### WHAT TO PRODUCE
Reproduce every entry exactly as shown.

### RECORDS FOR THE TASK
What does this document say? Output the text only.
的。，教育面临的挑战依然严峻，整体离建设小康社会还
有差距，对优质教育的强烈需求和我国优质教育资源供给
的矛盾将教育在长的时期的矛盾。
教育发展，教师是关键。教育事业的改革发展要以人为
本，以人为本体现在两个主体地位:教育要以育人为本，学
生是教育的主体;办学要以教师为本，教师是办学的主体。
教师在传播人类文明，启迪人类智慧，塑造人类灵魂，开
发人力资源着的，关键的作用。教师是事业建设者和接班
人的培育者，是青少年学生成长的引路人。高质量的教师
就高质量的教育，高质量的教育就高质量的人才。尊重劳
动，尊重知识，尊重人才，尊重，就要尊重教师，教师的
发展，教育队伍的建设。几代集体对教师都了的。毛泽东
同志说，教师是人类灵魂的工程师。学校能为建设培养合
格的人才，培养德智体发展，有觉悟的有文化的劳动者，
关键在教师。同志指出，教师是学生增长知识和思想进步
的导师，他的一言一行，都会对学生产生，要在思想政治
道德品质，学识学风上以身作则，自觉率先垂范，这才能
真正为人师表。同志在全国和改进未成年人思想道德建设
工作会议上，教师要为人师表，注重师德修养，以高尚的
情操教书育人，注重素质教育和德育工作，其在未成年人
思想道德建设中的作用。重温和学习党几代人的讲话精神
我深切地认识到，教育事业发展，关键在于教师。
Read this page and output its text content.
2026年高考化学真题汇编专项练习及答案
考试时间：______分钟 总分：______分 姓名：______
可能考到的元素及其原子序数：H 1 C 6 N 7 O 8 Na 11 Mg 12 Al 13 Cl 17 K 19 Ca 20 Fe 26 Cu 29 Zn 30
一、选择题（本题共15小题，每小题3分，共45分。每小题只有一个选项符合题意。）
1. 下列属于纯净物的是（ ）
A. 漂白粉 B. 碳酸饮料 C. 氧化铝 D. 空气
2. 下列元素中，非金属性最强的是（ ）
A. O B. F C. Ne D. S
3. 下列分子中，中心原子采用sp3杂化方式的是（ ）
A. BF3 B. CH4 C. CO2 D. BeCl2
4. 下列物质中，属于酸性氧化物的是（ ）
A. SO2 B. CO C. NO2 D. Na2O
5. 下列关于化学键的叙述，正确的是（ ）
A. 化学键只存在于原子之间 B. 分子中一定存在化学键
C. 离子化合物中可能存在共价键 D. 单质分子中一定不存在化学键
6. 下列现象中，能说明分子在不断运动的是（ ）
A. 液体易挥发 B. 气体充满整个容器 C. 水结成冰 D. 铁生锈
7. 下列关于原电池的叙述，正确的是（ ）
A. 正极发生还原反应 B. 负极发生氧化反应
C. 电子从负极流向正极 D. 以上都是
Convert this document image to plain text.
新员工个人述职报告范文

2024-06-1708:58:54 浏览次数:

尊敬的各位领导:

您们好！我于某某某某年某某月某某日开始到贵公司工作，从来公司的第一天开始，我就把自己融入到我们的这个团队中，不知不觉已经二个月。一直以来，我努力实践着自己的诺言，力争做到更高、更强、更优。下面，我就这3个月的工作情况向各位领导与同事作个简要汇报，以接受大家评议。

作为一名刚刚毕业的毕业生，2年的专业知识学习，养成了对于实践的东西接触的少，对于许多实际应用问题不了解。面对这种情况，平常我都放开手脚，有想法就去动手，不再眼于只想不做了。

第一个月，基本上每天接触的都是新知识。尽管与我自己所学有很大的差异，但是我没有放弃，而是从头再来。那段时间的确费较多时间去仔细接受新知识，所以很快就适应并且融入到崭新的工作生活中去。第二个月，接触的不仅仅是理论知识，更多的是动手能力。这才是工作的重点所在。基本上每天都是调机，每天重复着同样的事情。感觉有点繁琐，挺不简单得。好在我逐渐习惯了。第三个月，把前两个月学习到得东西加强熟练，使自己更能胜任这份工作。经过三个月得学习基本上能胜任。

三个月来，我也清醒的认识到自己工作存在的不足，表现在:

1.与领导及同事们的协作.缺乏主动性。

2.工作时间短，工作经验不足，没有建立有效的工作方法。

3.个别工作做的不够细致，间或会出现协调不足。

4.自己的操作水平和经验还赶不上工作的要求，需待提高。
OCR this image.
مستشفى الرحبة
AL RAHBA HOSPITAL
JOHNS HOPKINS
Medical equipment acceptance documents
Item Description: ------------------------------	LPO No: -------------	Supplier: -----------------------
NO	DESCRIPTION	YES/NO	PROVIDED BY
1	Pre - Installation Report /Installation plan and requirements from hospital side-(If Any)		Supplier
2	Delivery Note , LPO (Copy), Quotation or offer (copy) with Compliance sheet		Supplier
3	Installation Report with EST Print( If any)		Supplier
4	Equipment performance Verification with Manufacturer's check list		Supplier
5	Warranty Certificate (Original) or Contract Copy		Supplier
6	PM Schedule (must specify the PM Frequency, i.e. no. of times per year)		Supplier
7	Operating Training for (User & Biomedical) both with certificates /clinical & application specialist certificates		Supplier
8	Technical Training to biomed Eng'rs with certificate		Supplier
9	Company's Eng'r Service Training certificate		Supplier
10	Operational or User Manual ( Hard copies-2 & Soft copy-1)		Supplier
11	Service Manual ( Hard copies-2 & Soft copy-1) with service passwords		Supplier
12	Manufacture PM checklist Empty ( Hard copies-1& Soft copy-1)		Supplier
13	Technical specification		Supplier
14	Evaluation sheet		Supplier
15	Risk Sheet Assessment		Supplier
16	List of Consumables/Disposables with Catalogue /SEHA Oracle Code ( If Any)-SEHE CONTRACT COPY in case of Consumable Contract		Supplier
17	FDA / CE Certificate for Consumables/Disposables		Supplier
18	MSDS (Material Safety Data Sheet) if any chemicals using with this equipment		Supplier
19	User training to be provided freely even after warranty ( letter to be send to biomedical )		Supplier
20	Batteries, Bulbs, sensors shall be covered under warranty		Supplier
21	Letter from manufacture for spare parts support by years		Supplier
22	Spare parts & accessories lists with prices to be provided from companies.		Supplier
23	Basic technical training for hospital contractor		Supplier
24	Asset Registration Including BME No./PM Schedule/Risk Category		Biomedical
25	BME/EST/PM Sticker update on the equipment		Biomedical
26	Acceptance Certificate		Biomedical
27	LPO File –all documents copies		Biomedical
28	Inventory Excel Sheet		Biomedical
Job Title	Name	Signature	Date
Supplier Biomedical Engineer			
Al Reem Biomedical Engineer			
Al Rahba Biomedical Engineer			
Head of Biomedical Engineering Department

### THE ANSWER
What does this document say? Output the text only.
的。，教育面临的挑战依然严峻，整体离建设小康社会还
有差距，对优质教育的强烈需求和我国优质教育资源供给
的矛盾将教育在长的时期的矛盾。
教育发展，教师是关键。教育事业的改革发展要以人为
本，以人为本体现在两个主体地位:教育要以育人为本，学
生是教育的主体;办学要以教师为本，教师是办学的主体。
教师在传播人类文明，启迪人类智慧，塑造人类灵魂，开
发人力资源着的，关键的作用。教师是事业建设者和接班
人的培育者，是青少年学生成长的引路人。高质量的教师
就高质量的教育，高质量的教育就高质量的人才。尊重劳
动，尊重知识，尊重人才，尊重，就要尊重教师，教师的
发展，教育队伍的建设。几代集体对教师都了的。毛泽东
同志说，教师是人类灵魂的工程师。学校能为建设培养合
格的人才，培养德智体发展，有觉悟的有文化的劳动者，
关键在教师。同志指出，教师是学生增长知识和思想进步
的导师，他的一言一行，都会对学生产生，要在思想政治
道德品质，学识学风上以身作则，自觉率先垂范，这才能
真正为人师表。同志在全国和改进未成年人思想道德建设
工作会议上，教师要为人师表，注重师德修养，以高尚的
情操教书育人，注重素质教育和德育工作，其在未成年人
思想道德建设中的作用。重温和学习党几代人的讲话精神
我深切地认识到，教育事业发展，关键在于教师。
Read this page and output its text content.
2026年高考化学真题汇编专项练习及答案
考试时间：______分钟 总分：______分 姓名：______
可能考到的元素及其原子序数：H 1 C 6 N 7 O 8 Na 11 Mg 12 Al 13 Cl 17 K 19 Ca 20 Fe 26 Cu 29 Zn 30
一、选择题（本题共15小题，每小题3分，共45分。每小题只有一个选项符合题意。）
1. 下列属于纯净物的是（ ）
A. 漂白粉 B. 碳酸饮料 C. 氧化铝 D. 空气
2. 下列元素中，非金属性最强的是（ ）
A. O B. F C. Ne D. S
3. 下列分子中，中心原子采用sp3杂化方式的是（ ）
A. BF3 B. CH4 C. CO2 D. BeCl2
4. 下列物质中，属于酸性氧化物的是（ ）
A. SO2 B. CO C. NO2 D. Na2O
5. 下列关于化学键的叙述，正确的是（ ）
A. 化学键只存在于原子之间 B. 分子中一定存在化学键
C. 离子化合物中可能存在共价键 D. 单质分子中一定不存在化学键
6. 下列现象中，能说明分子在不断运动的是（ ）
A. 液体易挥发 B. 气体充满整个容器 C. 水结成冰 D. 铁生锈
7. 下列关于原电池的叙述，正确的是（ ）
A. 正极发生还原反应 B. 负极发生氧化反应
C. 电子从负极流向正极 D. 以上都是
Convert this document image to plain text.
新员工个人述职报告范文

2024-06-1708:58:54 浏览次数:

尊敬的各位领导:

您们好！我于某某某某年某某月某某日开始到贵公司工作，从来公司的第一天开始，我就把自己融入到我们的这个团队中，不知不觉已经二个月。一直以来，我努力实践着自己的诺言，力争做到更高、更强、更优。下面，我就这3个月的工作情况向各位领导与同事作个简要汇报，以接受大家评议。

作为一名刚刚毕业的毕业生，2年的专业知识学习，养成了对于实践的东西接触的少，对于许多实际应用问题不了解。面对这种情况，平常我都放开手脚，有想法就去动手，不再眼于只想不做了。

第一个月，基本上每天接触的都是新知识。尽管与我自己所学有很大的差异，但是我没有放弃，而是从头再来。那段时间的确费较多时间去仔细接受新知识，所以很快就适应并且融入到崭新的工作生活中去。第二个月，接触的不仅仅是理论知识，更多的是动手能力。这才是工作的重点所在。基本上每天都是调机，每天重复着同样的事情。感觉有点繁琐，挺不简单得。好在我逐渐习惯了。第三个月，把前两个月学习到得东西加强熟练，使自己更能胜任这份工作。经过三个月得学习基本上能胜任。

三个月来，我也清醒的认识到自己工作存在的不足，表现在:

1.与领导及同事们的协作.缺乏主动性。

2.工作时间短，工作经验不足，没有建立有效的工作方法。

3.个别工作做的不够细致，间或会出现协调不足。

4.自己的操作水平和经验还赶不上工作的要求，需待提高。
OCR this image.
مستشفى الرحبة
AL RAHBA HOSPITAL
JOHNS HOPKINS
Medical equipment acceptance documents
Item Description: ------------------------------	LPO No: -------------	Supplier: -----------------------
NO	DESCRIPTION	YES/NO	PROVIDED BY
1	Pre - Installation Report /Installation plan and requirements from hospital side-(If Any)		Supplier
2	Delivery Note , LPO (Copy), Quotation or offer (copy) with Compliance sheet		Supplier
3	Installation Report with EST Print( If any)		Supplier
4	Equipment performance Verification with Manufacturer's check list		Supplier
5	Warranty Certificate (Original) or Contract Copy		Supplier
6	PM Schedule (must specify the PM Frequency, i.e. no. of times per year)		Supplier
7	Operating Training for (User & Biomedical) both with certificates /clinical & application specialist certificates		Supplier
8	Technical Training to biomed Eng'rs with certificate		Supplier
9	Company's Eng'r Service Training certificate		Supplier
10	Operational or User Manual ( Hard copies-2 & Soft copy-1)		Supplier
11	Service Manual ( Hard copies-2 & Soft copy-1) with service passwords		Supplier
12	Manufacture PM checklist Empty ( Hard copies-1& Soft copy-1)		Supplier
13	Technical specification		Supplier
14	Evaluation sheet		Supplier
15	Risk Sheet Assessment		Supplier
16	List of Consumables/Disposables with Catalogue /SEHA Oracle Code ( If Any)-SEHE CONTRACT COPY in case of Consumable Contract		Supplier
17	FDA / CE Certificate for Consumables/Disposables		Supplier
18	MSDS (Material Safety Data Sheet) if any chemicals using with this equipment		Supplier
19	User training to be provided freely even after warranty ( letter to be send to biomedical )		Supplier
20	Batteries, Bulbs, sensors shall be covered under warranty		Supplier
21	Letter from manufacture for spare parts support by years		Supplier
22	Spare parts & accessories lists with prices to be provided from companies.		Supplier
23	Basic technical training for hospital contractor		Supplier
24	Asset Registration Including BME No./PM Schedule/Risk Category		Biomedical
25	BME/EST/PM Sticker update on the equipment		Biomedical
26	Acceptance Certificate		Biomedical
27	LPO File –all documents copies		Biomedical
28	Inventory Excel Sheet		Biomedical
Job Title	Name	Signature	Date
Supplier Biomedical Engineer			
Al Reem Biomedical Engineer			
Al Rahba Biomedical Engineer			
Head of Biomedical Engineering Department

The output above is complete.